Document segment:

········

The Victory of Arminius
Teutoburg Forest, IX AD
Review by David Lent
The Victory of Arminius is a simulation of the battle in 9 AD where three Roman legions were ambushed and destroyed. It was due to treachery by a German in service for the Romans named Arminius.
Arminius is won with victory points. The Romans get points based on how many and what Roman units they exit off the Northern portion of the map. 10 to 15 points give a draw, while the various levels of Roman victory occur with 16-31 points. 1 to 9 points is a strategic German victory, while 0 points is an overwhelming German victory.
Arminius can be purchased in boxed or Ziploc format. I went with the Ziploc edition to save money and space. Included with this game are 140 ½” counters, 11”x17” mounted map and a 12 page rulebook. All of the components are good quality and it’s unusual, but nice to see a mounted map with a Ziploc game.
Sequence of Play:
1) Roman movement
2) Roman combat
3) German movement
4) German combat
5) Advance game turn
There are three important aspects of this game that need to be described before going on. They are deployment modes, facing and stacking.
The deployment modes are movement and combat mode. The front side of the counter is movement mode and has maximum movement, but reduced combat strength. Combat mode gives maximum combat strength, but reduced movement.
All units have a facing in Arminius. The front 3 hexes exert a zone of control in combat mode. In movement mode, the unit only exerts a zone of control in the front hex. Facing changes cost extra movement points, except when moving on a road while in movement mode.
The stacking limit for this game is three. In addition, the units may face in different directions. Regular units must be from the same legion to stack together. However, Roman auxiliaries can stack with any unit. Eagles (standards), leaders, wagons and catapults do not add to the stacking limit. There can be only 1 wagon in a hex though. Fortifications increase the stacking limit in a hex.

········

Problem A:
Answer these questions from the game review:
(i) How many counters are included with the game?
(ii) What is the stacking limit?
(iii) What range of Roman points results in a draw?
Problem B: Quote the game review word for word, starting with "Arminius can be" and going on through "but reduced movement.".
The records that follow the review were taken from a separate source.

Excerpts from a layout annotation set:

········

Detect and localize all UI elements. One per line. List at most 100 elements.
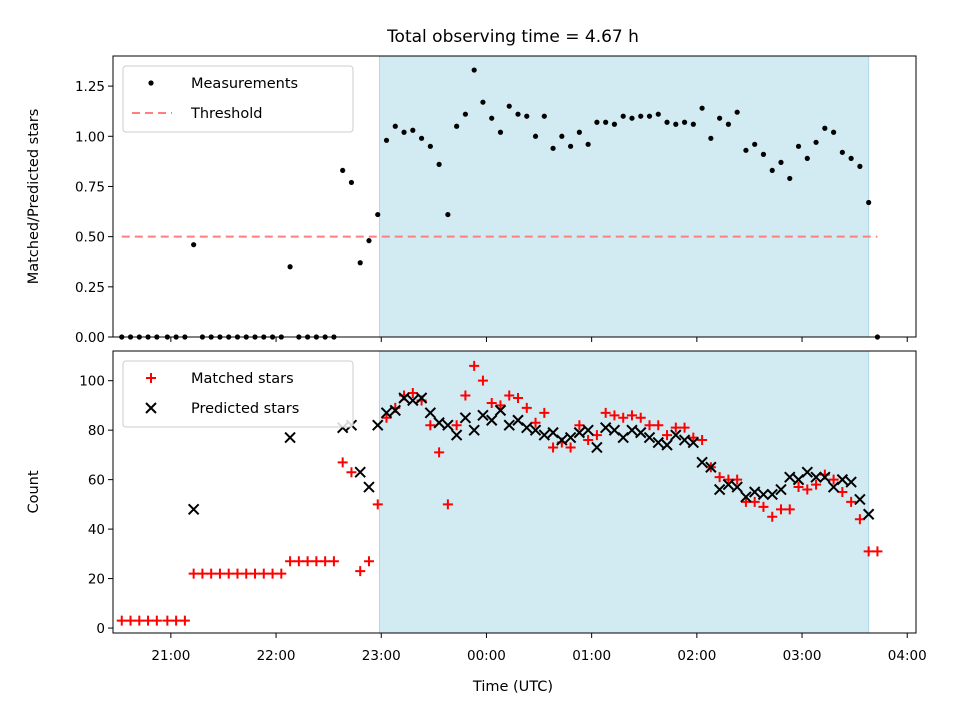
matched-stars-point (232, 568, 243, 579)
matched-stars-point (749, 496, 760, 507)
legend-label: Predicted stars (191, 401, 299, 417)
measurement-point (436, 161, 442, 167)
bottom-legend-box (122, 360, 354, 428)
predicted-stars-point (538, 429, 551, 441)
measurement-point (392, 123, 398, 129)
bottom-observing-window (378, 350, 870, 634)
matched-stars-point (609, 410, 620, 421)
matched-stars-point (206, 568, 217, 579)
matched-stars-point (241, 568, 252, 579)
top-y-tick-label: 1.25 (75, 79, 105, 95)
matched-stars-point (302, 556, 313, 567)
predicted-stars-point (626, 424, 638, 436)
measurement-point (866, 199, 872, 206)
measurement-point (787, 175, 793, 182)
bottom-y-tick-label: 20 (88, 572, 105, 588)
measurement-point (725, 121, 731, 127)
top-frame (112, 55, 917, 338)
measurement-point (804, 155, 810, 161)
matched-stars-point (151, 615, 162, 626)
predicted-stars-point (687, 436, 700, 449)
matched-stars-point (125, 615, 136, 626)
legend-predicted-swatch (145, 402, 157, 414)
matched-stars-point (714, 472, 725, 483)
matched-stars-point (162, 615, 173, 626)
matched-stars-point (250, 568, 261, 579)
measurement-point (620, 113, 626, 119)
predicted-stars-point (415, 392, 428, 404)
matched-stars-point (688, 432, 699, 443)
predicted-stars-point (722, 478, 735, 491)
measurement-point (410, 127, 416, 133)
predicted-stars-point (836, 473, 849, 486)
measurement-point (497, 129, 504, 135)
measurement-point (366, 238, 372, 244)
measurement-point (515, 111, 521, 117)
measurement-point (427, 143, 433, 149)
measurement-point (357, 260, 363, 266)
predicted-stars-point (582, 424, 594, 436)
x-tick-label: 04:00 (888, 648, 927, 664)
measurement-point (673, 121, 679, 127)
measurement-point (480, 99, 486, 105)
predicted-stars-point (652, 436, 664, 449)
bottom-legend: Matched stars Predicted stars (122, 360, 354, 428)
matched-stars-point (134, 615, 145, 626)
predicted-stars-point (284, 431, 296, 444)
matched-stars-point (872, 546, 883, 557)
measurement-point (629, 115, 635, 121)
predicted-stars-point (810, 471, 822, 483)
x-axis-label: Time (UTC) (472, 679, 553, 695)
measurement-point (655, 111, 661, 117)
legend-measurement-swatch (148, 80, 154, 86)
matched-stars-point (626, 410, 637, 421)
predicted-stars-point (635, 426, 647, 439)
measurement-point (611, 121, 618, 127)
measurement-point (532, 133, 539, 139)
measurement-point (708, 135, 714, 141)
predicted-stars-point (696, 456, 708, 469)
measurement-point (383, 137, 390, 143)
matched-stars-point (363, 556, 374, 567)
matched-stars-point (267, 568, 278, 579)
measurement-point (603, 119, 609, 125)
matched-stars-point (644, 420, 655, 431)
legend-label: Measurements (191, 76, 298, 92)
matched-stars-point (521, 402, 532, 413)
top-panel: 0.00 0.25 0.50 0.75 1.00 1.25 Matched/Predicte… (26, 55, 917, 346)
matched-stars-point (407, 388, 418, 399)
matched-stars-point (143, 615, 154, 626)
top-observing-window (378, 55, 870, 338)
matched-stars-point (574, 420, 585, 431)
measurement-point (489, 115, 495, 121)
measurement-point (681, 119, 688, 125)
matched-stars-point (188, 568, 199, 579)
x-tick-label: 02:00 (677, 648, 716, 664)
matched-stars-point (328, 556, 339, 567)
legend-label: Matched stars (191, 371, 294, 387)
measurement-point (576, 129, 582, 135)
matched-stars-point (863, 546, 874, 557)
measurement-point (830, 129, 837, 135)
bottom-y-tick-label: 80 (88, 423, 105, 439)
predicted-stars-point (398, 392, 410, 404)
matched-stars-point (662, 430, 673, 441)
measurement-point (445, 211, 451, 218)
matched-stars-point (802, 484, 813, 495)
predicted-stars-point (424, 407, 437, 419)
predicted-stars-point (784, 471, 796, 483)
matched-stars-point (293, 556, 304, 567)
measurement-point (462, 111, 469, 117)
predicted-stars-point (599, 421, 612, 434)
predicted-stars-point (801, 466, 814, 478)
top-legend-box (122, 65, 354, 133)
bottom-y-tick-label: 100 (79, 374, 105, 390)
matched-stars-point (539, 407, 550, 418)
matched-stars-point (460, 390, 471, 401)
predicted-stars-point (731, 481, 743, 493)
predicted-stars-point (187, 503, 200, 516)
matched-stars-point (477, 375, 488, 386)
predicted-stars-point (521, 421, 533, 434)
measurement-point (795, 143, 802, 149)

········

Full response A:
(i) 140 ½" counters
(ii) Three
(iii) 10 to 15 points

Full response B:
Arminius can be purchased in boxed or Ziploc format. I went with the Ziploc edition to save money and space. Included with this game are 140 ½” counters, 11”x17” mounted map and a 12 page rulebook. All of the components are good quality and it’s unusual, but nice to see a mounted map with a Ziploc game.
Sequence of Play:
1) Roman movement
2) Roman combat
3) German movement
4) German combat
5) Advance game turn
There are three important aspects of this game that need to be described before going on. They are deployment modes, facing and stacking.
The deployment modes are movement and combat mode. The front side of the counter is movement mode and has maximum movement, but reduced combat strength. Combat mode gives maximum combat strength, but reduced movement.